Every entry below should be printed exactly, without its images.
==*==
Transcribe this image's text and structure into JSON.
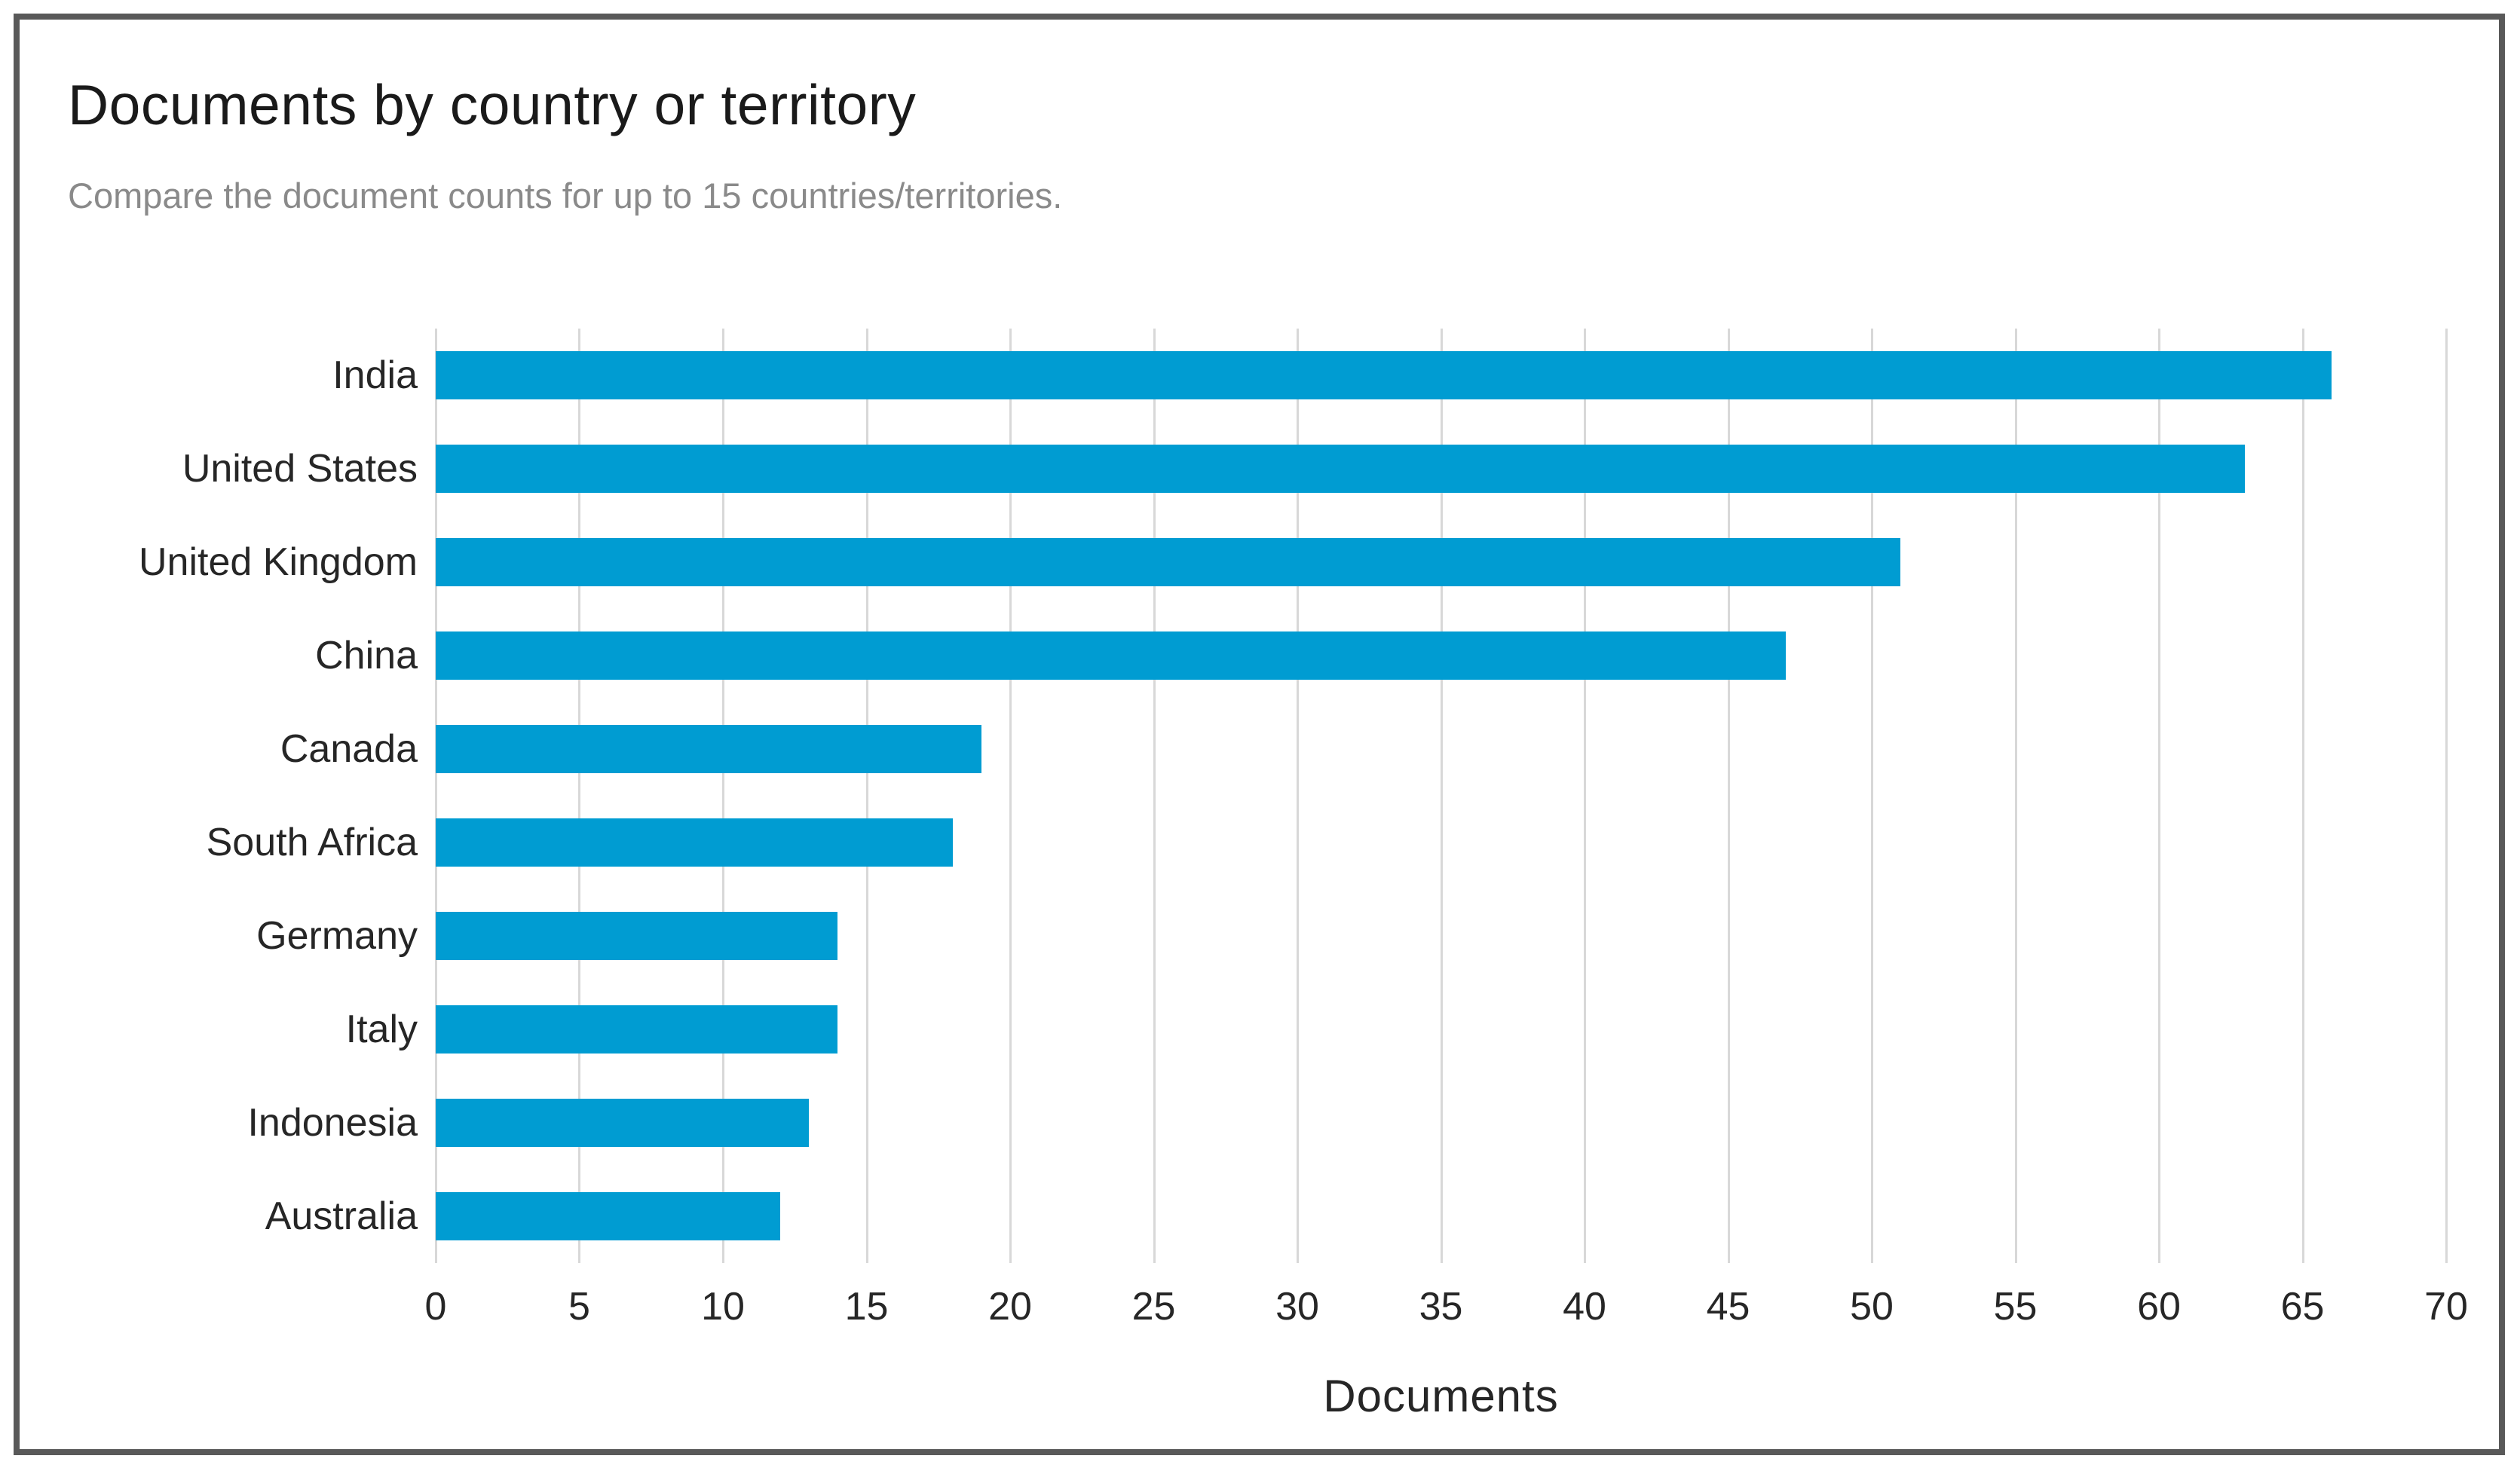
{
  "header": {
    "title": "Documents by country or territory",
    "subtitle": "Compare the document counts for up to 15 countries/territories."
  },
  "chart_data": {
    "type": "bar",
    "orientation": "horizontal",
    "title": "Documents by country or territory",
    "subtitle": "Compare the document counts for up to 15 countries/territories.",
    "categories": [
      "India",
      "United States",
      "United Kingdom",
      "China",
      "Canada",
      "South Africa",
      "Germany",
      "Italy",
      "Indonesia",
      "Australia"
    ],
    "values": [
      66,
      63,
      51,
      47,
      19,
      18,
      14,
      14,
      13,
      12
    ],
    "xlabel": "Documents",
    "ylabel": "",
    "xlim": [
      0,
      70
    ],
    "xticks": [
      0,
      5,
      10,
      15,
      20,
      25,
      30,
      35,
      40,
      45,
      50,
      55,
      60,
      65,
      70
    ],
    "grid": "vertical",
    "legend": "none",
    "colors": {
      "bar": "#009cd2",
      "grid": "#d8d8d8",
      "border": "#595959",
      "title": "#1a1a1a",
      "subtitle": "#8a8a8a",
      "labels": "#262626"
    }
  }
}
==*==
▶ [Reply to the task]
Transcribe this image's text and structure into JSON.
{
  "header": {
    "title": "Documents by country or territory",
    "subtitle": "Compare the document counts for up to 15 countries/territories."
  },
  "chart_data": {
    "type": "bar",
    "orientation": "horizontal",
    "title": "Documents by country or territory",
    "subtitle": "Compare the document counts for up to 15 countries/territories.",
    "categories": [
      "India",
      "United States",
      "United Kingdom",
      "China",
      "Canada",
      "South Africa",
      "Germany",
      "Italy",
      "Indonesia",
      "Australia"
    ],
    "values": [
      66,
      63,
      51,
      47,
      19,
      18,
      14,
      14,
      13,
      12
    ],
    "xlabel": "Documents",
    "ylabel": "",
    "xlim": [
      0,
      70
    ],
    "xticks": [
      0,
      5,
      10,
      15,
      20,
      25,
      30,
      35,
      40,
      45,
      50,
      55,
      60,
      65,
      70
    ],
    "grid": "vertical",
    "legend": "none",
    "colors": {
      "bar": "#009cd2",
      "grid": "#d8d8d8",
      "border": "#595959",
      "title": "#1a1a1a",
      "subtitle": "#8a8a8a",
      "labels": "#262626"
    }
  }
}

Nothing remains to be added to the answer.